**Aim**
Transcribe the material in full. Nothing should differ except that the pictures are left out.

· · · · · · ·

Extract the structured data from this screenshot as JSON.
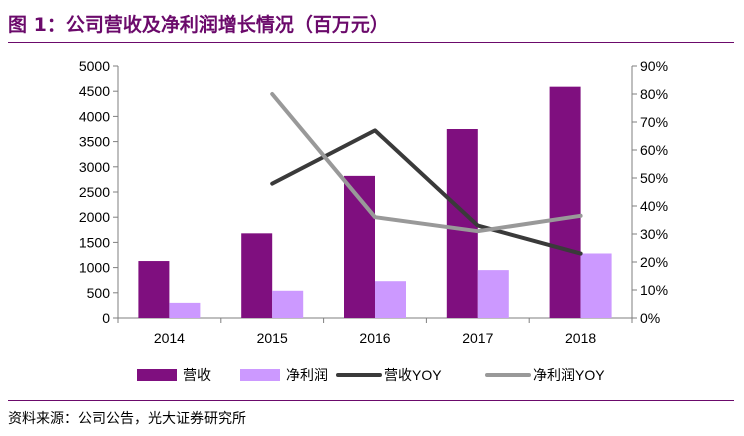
{
  "figure": {
    "title": "图 1：公司营收及净利润增长情况（百万元）",
    "source": "资料来源：公司公告，光大证券研究所"
  },
  "chart_data": {
    "type": "bar",
    "categories": [
      "2014",
      "2015",
      "2016",
      "2017",
      "2018"
    ],
    "series": [
      {
        "name": "营收",
        "type": "bar",
        "axis": "left",
        "color": "#7f0f7f",
        "values": [
          1130,
          1680,
          2820,
          3750,
          4590
        ]
      },
      {
        "name": "净利润",
        "type": "bar",
        "axis": "left",
        "color": "#cc99ff",
        "values": [
          300,
          540,
          730,
          950,
          1280
        ]
      },
      {
        "name": "营收YOY",
        "type": "line",
        "axis": "right",
        "color": "#3a3a3a",
        "values": [
          null,
          0.48,
          0.67,
          0.33,
          0.23
        ]
      },
      {
        "name": "净利润YOY",
        "type": "line",
        "axis": "right",
        "color": "#999999",
        "values": [
          null,
          0.8,
          0.36,
          0.31,
          0.365
        ]
      }
    ],
    "y_left": {
      "min": 0,
      "max": 5000,
      "step": 500,
      "ticks": [
        "0",
        "500",
        "1000",
        "1500",
        "2000",
        "2500",
        "3000",
        "3500",
        "4000",
        "4500",
        "5000"
      ]
    },
    "y_right": {
      "min": 0,
      "max": 0.9,
      "step": 0.1,
      "ticks": [
        "0%",
        "10%",
        "20%",
        "30%",
        "40%",
        "50%",
        "60%",
        "70%",
        "80%",
        "90%"
      ]
    },
    "grid": false,
    "legend_position": "bottom"
  }
}
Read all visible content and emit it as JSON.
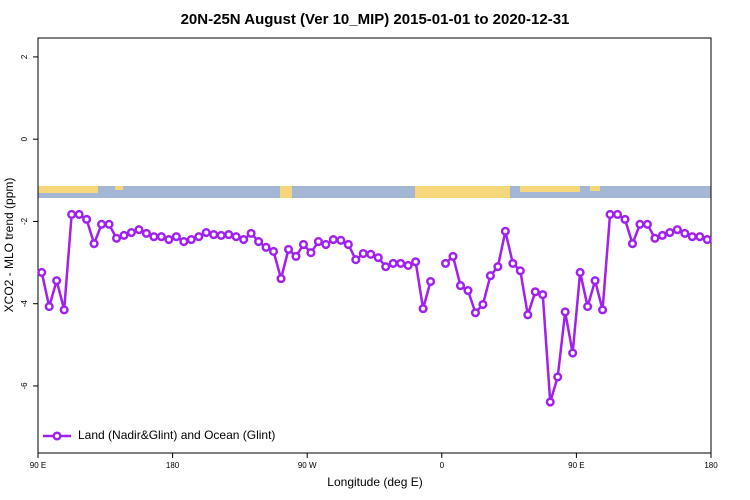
{
  "chart_data": {
    "type": "line",
    "title": "20N-25N August (Ver 10_MIP)   2015-01-01 to 2020-12-31",
    "x_label": "Longitude (deg E)",
    "y_label": "XCO2 - MLO trend (ppm)",
    "x": [
      92.5,
      97.5,
      102.5,
      107.5,
      112.5,
      117.5,
      122.5,
      127.5,
      132.5,
      137.5,
      142.5,
      147.5,
      152.5,
      157.5,
      162.5,
      167.5,
      172.5,
      177.5,
      182.5,
      187.5,
      192.5,
      197.5,
      202.5,
      207.5,
      212.5,
      217.5,
      222.5,
      227.5,
      232.5,
      237.5,
      242.5,
      247.5,
      252.5,
      257.5,
      262.5,
      267.5,
      272.5,
      277.5,
      282.5,
      287.5,
      292.5,
      297.5,
      302.5,
      307.5,
      312.5,
      317.5,
      322.5,
      327.5,
      332.5,
      337.5,
      342.5,
      347.5,
      352.5,
      357.5,
      362.5,
      367.5,
      372.5,
      377.5,
      382.5,
      387.5,
      392.5,
      397.5,
      402.5,
      407.5,
      412.5,
      417.5,
      422.5,
      427.5,
      432.5,
      437.5,
      442.5,
      447.5,
      452.5,
      457.5,
      462.5,
      467.5,
      472.5,
      477.5,
      482.5,
      487.5,
      492.5,
      497.5,
      502.5,
      507.5,
      512.5,
      517.5,
      522.5,
      527.5,
      532.5,
      537.5
    ],
    "series": [
      {
        "name": "Land (Nadir&Glint) and Ocean (Glint)",
        "color": "#a020f0",
        "values": [
          -3.24,
          -4.07,
          -3.44,
          -4.15,
          -1.83,
          -1.83,
          -1.95,
          -2.54,
          -2.07,
          -2.07,
          -2.41,
          -2.34,
          -2.27,
          -2.2,
          -2.29,
          -2.37,
          -2.37,
          -2.44,
          -2.37,
          -2.49,
          -2.44,
          -2.37,
          -2.27,
          -2.32,
          -2.34,
          -2.32,
          -2.37,
          -2.44,
          -2.29,
          -2.49,
          -2.63,
          -2.73,
          -3.39,
          -2.68,
          -2.85,
          -2.56,
          -2.76,
          -2.49,
          -2.56,
          -2.44,
          -2.46,
          -2.56,
          -2.93,
          -2.78,
          -2.8,
          -2.88,
          -3.1,
          -3.02,
          -3.02,
          -3.07,
          -2.98,
          -4.12,
          -3.46,
          null,
          -3.02,
          -2.85,
          -3.56,
          -3.68,
          -4.22,
          -4.02,
          -3.32,
          -3.1,
          -2.24,
          -3.02,
          -3.2,
          -4.27,
          -3.71,
          -3.78,
          -6.39,
          -5.78,
          -4.2,
          -5.2,
          -3.24,
          -4.07,
          -3.44,
          -4.15,
          -1.83,
          -1.83,
          -1.95,
          -2.54,
          -2.07,
          -2.07,
          -2.41,
          -2.34,
          -2.27,
          -2.2,
          -2.29,
          -2.37,
          -2.37,
          -2.44
        ]
      }
    ],
    "xlim": [
      90,
      540
    ],
    "xticks": [
      {
        "value": 90,
        "label": "90 E"
      },
      180,
      {
        "value": 270,
        "label": "90 W"
      },
      {
        "value": 360,
        "label": "0"
      },
      {
        "value": 450,
        "label": "90 E"
      },
      {
        "value": 540,
        "label": "180"
      }
    ],
    "ylim": [
      -7.63,
      2.46
    ],
    "yticks": [
      -6,
      -4,
      -2,
      0,
      2
    ],
    "legend": "bottom-left",
    "grid": false
  }
}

· · · · · · ·

**Response to the task**
Extract the structured data from this screenshot as JSON.
{
  "figure": {
    "title": "图 1：公司营收及净利润增长情况（百万元）",
    "source": "资料来源：公司公告，光大证券研究所"
  },
  "chart_data": {
    "type": "bar",
    "categories": [
      "2014",
      "2015",
      "2016",
      "2017",
      "2018"
    ],
    "series": [
      {
        "name": "营收",
        "type": "bar",
        "axis": "left",
        "color": "#7f0f7f",
        "values": [
          1130,
          1680,
          2820,
          3750,
          4590
        ]
      },
      {
        "name": "净利润",
        "type": "bar",
        "axis": "left",
        "color": "#cc99ff",
        "values": [
          300,
          540,
          730,
          950,
          1280
        ]
      },
      {
        "name": "营收YOY",
        "type": "line",
        "axis": "right",
        "color": "#3a3a3a",
        "values": [
          null,
          0.48,
          0.67,
          0.33,
          0.23
        ]
      },
      {
        "name": "净利润YOY",
        "type": "line",
        "axis": "right",
        "color": "#999999",
        "values": [
          null,
          0.8,
          0.36,
          0.31,
          0.365
        ]
      }
    ],
    "y_left": {
      "min": 0,
      "max": 5000,
      "step": 500,
      "ticks": [
        "0",
        "500",
        "1000",
        "1500",
        "2000",
        "2500",
        "3000",
        "3500",
        "4000",
        "4500",
        "5000"
      ]
    },
    "y_right": {
      "min": 0,
      "max": 0.9,
      "step": 0.1,
      "ticks": [
        "0%",
        "10%",
        "20%",
        "30%",
        "40%",
        "50%",
        "60%",
        "70%",
        "80%",
        "90%"
      ]
    },
    "grid": false,
    "legend_position": "bottom"
  }
}
Read all visible content and emit it as JSON.
{
  "chart_data": {
    "type": "line",
    "title": "20N-25N August (Ver 10_MIP)   2015-01-01 to 2020-12-31",
    "x_label": "Longitude (deg E)",
    "y_label": "XCO2 - MLO trend (ppm)",
    "x": [
      92.5,
      97.5,
      102.5,
      107.5,
      112.5,
      117.5,
      122.5,
      127.5,
      132.5,
      137.5,
      142.5,
      147.5,
      152.5,
      157.5,
      162.5,
      167.5,
      172.5,
      177.5,
      182.5,
      187.5,
      192.5,
      197.5,
      202.5,
      207.5,
      212.5,
      217.5,
      222.5,
      227.5,
      232.5,
      237.5,
      242.5,
      247.5,
      252.5,
      257.5,
      262.5,
      267.5,
      272.5,
      277.5,
      282.5,
      287.5,
      292.5,
      297.5,
      302.5,
      307.5,
      312.5,
      317.5,
      322.5,
      327.5,
      332.5,
      337.5,
      342.5,
      347.5,
      352.5,
      357.5,
      362.5,
      367.5,
      372.5,
      377.5,
      382.5,
      387.5,
      392.5,
      397.5,
      402.5,
      407.5,
      412.5,
      417.5,
      422.5,
      427.5,
      432.5,
      437.5,
      442.5,
      447.5,
      452.5,
      457.5,
      462.5,
      467.5,
      472.5,
      477.5,
      482.5,
      487.5,
      492.5,
      497.5,
      502.5,
      507.5,
      512.5,
      517.5,
      522.5,
      527.5,
      532.5,
      537.5
    ],
    "series": [
      {
        "name": "Land (Nadir&Glint) and Ocean (Glint)",
        "color": "#a020f0",
        "values": [
          -3.24,
          -4.07,
          -3.44,
          -4.15,
          -1.83,
          -1.83,
          -1.95,
          -2.54,
          -2.07,
          -2.07,
          -2.41,
          -2.34,
          -2.27,
          -2.2,
          -2.29,
          -2.37,
          -2.37,
          -2.44,
          -2.37,
          -2.49,
          -2.44,
          -2.37,
          -2.27,
          -2.32,
          -2.34,
          -2.32,
          -2.37,
          -2.44,
          -2.29,
          -2.49,
          -2.63,
          -2.73,
          -3.39,
          -2.68,
          -2.85,
          -2.56,
          -2.76,
          -2.49,
          -2.56,
          -2.44,
          -2.46,
          -2.56,
          -2.93,
          -2.78,
          -2.8,
          -2.88,
          -3.1,
          -3.02,
          -3.02,
          -3.07,
          -2.98,
          -4.12,
          -3.46,
          null,
          -3.02,
          -2.85,
          -3.56,
          -3.68,
          -4.22,
          -4.02,
          -3.32,
          -3.1,
          -2.24,
          -3.02,
          -3.2,
          -4.27,
          -3.71,
          -3.78,
          -6.39,
          -5.78,
          -4.2,
          -5.2,
          -3.24,
          -4.07,
          -3.44,
          -4.15,
          -1.83,
          -1.83,
          -1.95,
          -2.54,
          -2.07,
          -2.07,
          -2.41,
          -2.34,
          -2.27,
          -2.2,
          -2.29,
          -2.37,
          -2.37,
          -2.44
        ]
      }
    ],
    "xlim": [
      90,
      540
    ],
    "xticks": [
      {
        "value": 90,
        "label": "90 E"
      },
      180,
      {
        "value": 270,
        "label": "90 W"
      },
      {
        "value": 360,
        "label": "0"
      },
      {
        "value": 450,
        "label": "90 E"
      },
      {
        "value": 540,
        "label": "180"
      }
    ],
    "ylim": [
      -7.63,
      2.46
    ],
    "yticks": [
      -6,
      -4,
      -2,
      0,
      2
    ],
    "legend": "bottom-left",
    "grid": false
  }
}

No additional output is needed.